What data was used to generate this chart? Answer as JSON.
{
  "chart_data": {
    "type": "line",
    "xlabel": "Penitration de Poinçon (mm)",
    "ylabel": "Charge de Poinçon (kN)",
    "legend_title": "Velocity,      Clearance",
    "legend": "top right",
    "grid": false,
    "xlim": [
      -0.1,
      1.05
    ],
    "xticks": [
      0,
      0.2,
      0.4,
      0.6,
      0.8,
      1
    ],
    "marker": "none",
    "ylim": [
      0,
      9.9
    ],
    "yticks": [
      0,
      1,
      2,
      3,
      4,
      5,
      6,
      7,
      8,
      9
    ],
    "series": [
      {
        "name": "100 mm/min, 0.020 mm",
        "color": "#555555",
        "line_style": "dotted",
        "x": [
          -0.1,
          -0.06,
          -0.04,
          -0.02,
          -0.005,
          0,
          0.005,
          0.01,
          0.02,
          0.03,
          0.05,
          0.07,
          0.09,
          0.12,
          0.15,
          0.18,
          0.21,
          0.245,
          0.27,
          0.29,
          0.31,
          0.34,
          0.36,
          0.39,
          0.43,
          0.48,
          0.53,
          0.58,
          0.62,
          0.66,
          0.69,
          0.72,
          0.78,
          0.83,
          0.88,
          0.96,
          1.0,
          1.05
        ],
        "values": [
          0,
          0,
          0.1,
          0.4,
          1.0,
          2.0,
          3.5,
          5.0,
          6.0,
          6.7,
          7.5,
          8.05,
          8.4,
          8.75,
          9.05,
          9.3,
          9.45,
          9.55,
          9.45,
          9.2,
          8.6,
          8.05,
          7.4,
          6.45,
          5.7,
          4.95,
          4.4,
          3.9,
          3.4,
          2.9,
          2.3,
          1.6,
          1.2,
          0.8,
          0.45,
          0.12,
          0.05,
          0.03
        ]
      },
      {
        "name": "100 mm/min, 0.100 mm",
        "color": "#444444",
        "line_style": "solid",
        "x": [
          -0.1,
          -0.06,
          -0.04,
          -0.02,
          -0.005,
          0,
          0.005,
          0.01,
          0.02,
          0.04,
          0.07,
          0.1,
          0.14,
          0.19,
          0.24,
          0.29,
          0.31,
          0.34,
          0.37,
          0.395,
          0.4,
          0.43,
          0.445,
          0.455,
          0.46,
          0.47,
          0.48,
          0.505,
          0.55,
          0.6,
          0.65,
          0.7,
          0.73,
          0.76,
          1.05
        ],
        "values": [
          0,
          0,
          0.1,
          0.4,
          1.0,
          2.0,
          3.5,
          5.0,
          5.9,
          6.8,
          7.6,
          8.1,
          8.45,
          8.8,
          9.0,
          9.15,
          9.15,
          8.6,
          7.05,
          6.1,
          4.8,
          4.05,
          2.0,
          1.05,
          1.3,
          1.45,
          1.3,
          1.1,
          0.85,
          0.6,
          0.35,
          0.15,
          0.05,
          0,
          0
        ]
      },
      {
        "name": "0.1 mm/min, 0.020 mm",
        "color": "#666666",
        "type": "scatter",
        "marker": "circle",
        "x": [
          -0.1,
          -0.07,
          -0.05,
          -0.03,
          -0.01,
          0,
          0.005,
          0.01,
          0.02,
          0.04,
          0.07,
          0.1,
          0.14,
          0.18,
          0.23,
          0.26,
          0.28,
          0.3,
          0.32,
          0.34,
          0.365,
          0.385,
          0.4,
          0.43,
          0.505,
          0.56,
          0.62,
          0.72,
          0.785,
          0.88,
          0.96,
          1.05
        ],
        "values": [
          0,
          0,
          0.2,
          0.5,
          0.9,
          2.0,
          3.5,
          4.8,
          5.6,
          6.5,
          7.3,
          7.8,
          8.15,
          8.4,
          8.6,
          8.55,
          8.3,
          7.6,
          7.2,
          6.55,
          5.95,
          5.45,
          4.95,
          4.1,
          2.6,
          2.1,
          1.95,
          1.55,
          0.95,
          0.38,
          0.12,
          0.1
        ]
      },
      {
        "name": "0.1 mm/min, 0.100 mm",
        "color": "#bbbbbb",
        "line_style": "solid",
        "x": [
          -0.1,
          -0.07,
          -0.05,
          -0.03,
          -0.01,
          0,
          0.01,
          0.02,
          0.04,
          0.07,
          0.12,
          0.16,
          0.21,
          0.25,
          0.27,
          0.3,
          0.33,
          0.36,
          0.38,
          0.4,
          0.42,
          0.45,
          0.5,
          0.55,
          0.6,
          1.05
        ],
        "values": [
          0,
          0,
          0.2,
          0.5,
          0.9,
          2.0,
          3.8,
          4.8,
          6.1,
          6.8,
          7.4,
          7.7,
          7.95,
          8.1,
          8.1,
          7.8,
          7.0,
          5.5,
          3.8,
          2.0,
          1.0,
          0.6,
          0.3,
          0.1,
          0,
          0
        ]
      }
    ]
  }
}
◆ ◆ ◆ ◆
### [Exercise prompt]
Write out every line exactly as it stands.

### [The solution]
What data was used to generate this chart? Answer as JSON.
{
  "chart_data": {
    "type": "line",
    "xlabel": "Penitration de Poinçon (mm)",
    "ylabel": "Charge de Poinçon (kN)",
    "legend_title": "Velocity,      Clearance",
    "legend": "top right",
    "grid": false,
    "xlim": [
      -0.1,
      1.05
    ],
    "xticks": [
      0,
      0.2,
      0.4,
      0.6,
      0.8,
      1
    ],
    "marker": "none",
    "ylim": [
      0,
      9.9
    ],
    "yticks": [
      0,
      1,
      2,
      3,
      4,
      5,
      6,
      7,
      8,
      9
    ],
    "series": [
      {
        "name": "100 mm/min, 0.020 mm",
        "color": "#555555",
        "line_style": "dotted",
        "x": [
          -0.1,
          -0.06,
          -0.04,
          -0.02,
          -0.005,
          0,
          0.005,
          0.01,
          0.02,
          0.03,
          0.05,
          0.07,
          0.09,
          0.12,
          0.15,
          0.18,
          0.21,
          0.245,
          0.27,
          0.29,
          0.31,
          0.34,
          0.36,
          0.39,
          0.43,
          0.48,
          0.53,
          0.58,
          0.62,
          0.66,
          0.69,
          0.72,
          0.78,
          0.83,
          0.88,
          0.96,
          1.0,
          1.05
        ],
        "values": [
          0,
          0,
          0.1,
          0.4,
          1.0,
          2.0,
          3.5,
          5.0,
          6.0,
          6.7,
          7.5,
          8.05,
          8.4,
          8.75,
          9.05,
          9.3,
          9.45,
          9.55,
          9.45,
          9.2,
          8.6,
          8.05,
          7.4,
          6.45,
          5.7,
          4.95,
          4.4,
          3.9,
          3.4,
          2.9,
          2.3,
          1.6,
          1.2,
          0.8,
          0.45,
          0.12,
          0.05,
          0.03
        ]
      },
      {
        "name": "100 mm/min, 0.100 mm",
        "color": "#444444",
        "line_style": "solid",
        "x": [
          -0.1,
          -0.06,
          -0.04,
          -0.02,
          -0.005,
          0,
          0.005,
          0.01,
          0.02,
          0.04,
          0.07,
          0.1,
          0.14,
          0.19,
          0.24,
          0.29,
          0.31,
          0.34,
          0.37,
          0.395,
          0.4,
          0.43,
          0.445,
          0.455,
          0.46,
          0.47,
          0.48,
          0.505,
          0.55,
          0.6,
          0.65,
          0.7,
          0.73,
          0.76,
          1.05
        ],
        "values": [
          0,
          0,
          0.1,
          0.4,
          1.0,
          2.0,
          3.5,
          5.0,
          5.9,
          6.8,
          7.6,
          8.1,
          8.45,
          8.8,
          9.0,
          9.15,
          9.15,
          8.6,
          7.05,
          6.1,
          4.8,
          4.05,
          2.0,
          1.05,
          1.3,
          1.45,
          1.3,
          1.1,
          0.85,
          0.6,
          0.35,
          0.15,
          0.05,
          0,
          0
        ]
      },
      {
        "name": "0.1 mm/min, 0.020 mm",
        "color": "#666666",
        "type": "scatter",
        "marker": "circle",
        "x": [
          -0.1,
          -0.07,
          -0.05,
          -0.03,
          -0.01,
          0,
          0.005,
          0.01,
          0.02,
          0.04,
          0.07,
          0.1,
          0.14,
          0.18,
          0.23,
          0.26,
          0.28,
          0.3,
          0.32,
          0.34,
          0.365,
          0.385,
          0.4,
          0.43,
          0.505,
          0.56,
          0.62,
          0.72,
          0.785,
          0.88,
          0.96,
          1.05
        ],
        "values": [
          0,
          0,
          0.2,
          0.5,
          0.9,
          2.0,
          3.5,
          4.8,
          5.6,
          6.5,
          7.3,
          7.8,
          8.15,
          8.4,
          8.6,
          8.55,
          8.3,
          7.6,
          7.2,
          6.55,
          5.95,
          5.45,
          4.95,
          4.1,
          2.6,
          2.1,
          1.95,
          1.55,
          0.95,
          0.38,
          0.12,
          0.1
        ]
      },
      {
        "name": "0.1 mm/min, 0.100 mm",
        "color": "#bbbbbb",
        "line_style": "solid",
        "x": [
          -0.1,
          -0.07,
          -0.05,
          -0.03,
          -0.01,
          0,
          0.01,
          0.02,
          0.04,
          0.07,
          0.12,
          0.16,
          0.21,
          0.25,
          0.27,
          0.3,
          0.33,
          0.36,
          0.38,
          0.4,
          0.42,
          0.45,
          0.5,
          0.55,
          0.6,
          1.05
        ],
        "values": [
          0,
          0,
          0.2,
          0.5,
          0.9,
          2.0,
          3.8,
          4.8,
          6.1,
          6.8,
          7.4,
          7.7,
          7.95,
          8.1,
          8.1,
          7.8,
          7.0,
          5.5,
          3.8,
          2.0,
          1.0,
          0.6,
          0.3,
          0.1,
          0,
          0
        ]
      }
    ]
  }
}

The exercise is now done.